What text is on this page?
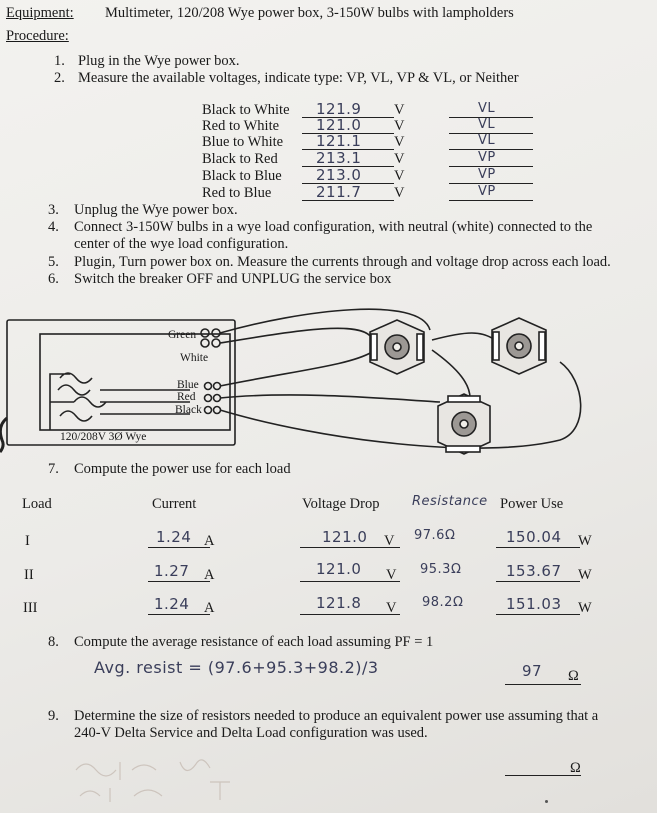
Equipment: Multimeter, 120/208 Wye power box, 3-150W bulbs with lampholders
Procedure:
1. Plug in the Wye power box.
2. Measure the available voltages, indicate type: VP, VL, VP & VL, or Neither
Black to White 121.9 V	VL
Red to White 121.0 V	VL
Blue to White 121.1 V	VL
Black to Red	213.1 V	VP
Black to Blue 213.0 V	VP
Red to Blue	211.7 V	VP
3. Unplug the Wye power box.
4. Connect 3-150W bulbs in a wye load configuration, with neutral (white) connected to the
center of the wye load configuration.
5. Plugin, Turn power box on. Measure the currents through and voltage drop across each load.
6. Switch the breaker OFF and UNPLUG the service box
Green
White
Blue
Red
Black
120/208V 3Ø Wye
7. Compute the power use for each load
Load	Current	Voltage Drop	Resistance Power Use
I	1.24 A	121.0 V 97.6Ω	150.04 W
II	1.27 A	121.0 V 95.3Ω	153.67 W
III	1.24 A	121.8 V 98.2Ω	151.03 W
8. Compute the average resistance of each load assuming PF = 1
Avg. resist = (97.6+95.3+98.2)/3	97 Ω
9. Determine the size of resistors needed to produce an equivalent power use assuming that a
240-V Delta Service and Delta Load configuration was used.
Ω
______
What the exercise asks →
Every record above should be written out again exactly; the pictures stay out of the copy.

Output of the exercise →
What text is on this page?
Equipment: Multimeter, 120/208 Wye power box, 3-150W bulbs with lampholders
Procedure:
1. Plug in the Wye power box.
2. Measure the available voltages, indicate type: VP, VL, VP & VL, or Neither
Black to White 121.9 V	VL
Red to White 121.0 V	VL
Blue to White 121.1 V	VL
Black to Red	213.1 V	VP
Black to Blue 213.0 V	VP
Red to Blue	211.7 V	VP
3. Unplug the Wye power box.
4. Connect 3-150W bulbs in a wye load configuration, with neutral (white) connected to the
center of the wye load configuration.
5. Plugin, Turn power box on. Measure the currents through and voltage drop across each load.
6. Switch the breaker OFF and UNPLUG the service box
Green
White
Blue
Red
Black
120/208V 3Ø Wye
7. Compute the power use for each load
Load	Current	Voltage Drop	Resistance Power Use
I	1.24 A	121.0 V 97.6Ω	150.04 W
II	1.27 A	121.0 V 95.3Ω	153.67 W
III	1.24 A	121.8 V 98.2Ω	151.03 W
8. Compute the average resistance of each load assuming PF = 1
Avg. resist = (97.6+95.3+98.2)/3	97 Ω
9. Determine the size of resistors needed to produce an equivalent power use assuming that a
240-V Delta Service and Delta Load configuration was used.
Ω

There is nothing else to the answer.